▸ **GIVEN REQUEST**
Repeat all the material exactly; pictures stay out of your copy.

▸ **THE RECORDS**
=-=-=-=-=
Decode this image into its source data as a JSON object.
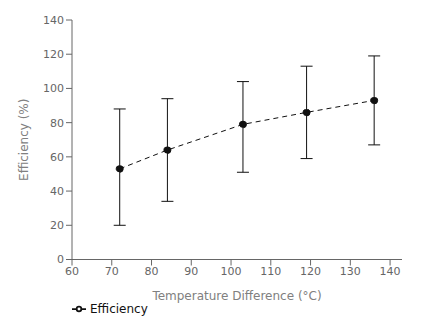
{
  "chart_data": {
    "type": "line",
    "xlabel": "Temperature Difference (°C)",
    "ylabel": "Efficiency (%)",
    "x": [
      72,
      84,
      103,
      119,
      136
    ],
    "series": [
      {
        "name": "Efficiency",
        "color": "#111111",
        "marker": "circle",
        "line_style": "dashed",
        "values": [
          53,
          64,
          79,
          86,
          93
        ],
        "error_upper": [
          35,
          30,
          25,
          27,
          26
        ],
        "error_lower": [
          33,
          30,
          28,
          27,
          26
        ]
      }
    ],
    "xlim": [
      60,
      143
    ],
    "ylim": [
      0,
      140
    ],
    "xticks": [
      60,
      70,
      80,
      90,
      100,
      110,
      120,
      130,
      140
    ],
    "yticks": [
      0,
      20,
      40,
      60,
      80,
      100,
      120,
      140
    ],
    "legend": "bottom",
    "grid": false
  }
}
=-=-=-=-=
▸ **FINISHED ANSWER**
Decode this image into its source data as a JSON object.
{
  "chart_data": {
    "type": "line",
    "xlabel": "Temperature Difference (°C)",
    "ylabel": "Efficiency (%)",
    "x": [
      72,
      84,
      103,
      119,
      136
    ],
    "series": [
      {
        "name": "Efficiency",
        "color": "#111111",
        "marker": "circle",
        "line_style": "dashed",
        "values": [
          53,
          64,
          79,
          86,
          93
        ],
        "error_upper": [
          35,
          30,
          25,
          27,
          26
        ],
        "error_lower": [
          33,
          30,
          28,
          27,
          26
        ]
      }
    ],
    "xlim": [
      60,
      143
    ],
    "ylim": [
      0,
      140
    ],
    "xticks": [
      60,
      70,
      80,
      90,
      100,
      110,
      120,
      130,
      140
    ],
    "yticks": [
      0,
      20,
      40,
      60,
      80,
      100,
      120,
      140
    ],
    "legend": "bottom",
    "grid": false
  }
}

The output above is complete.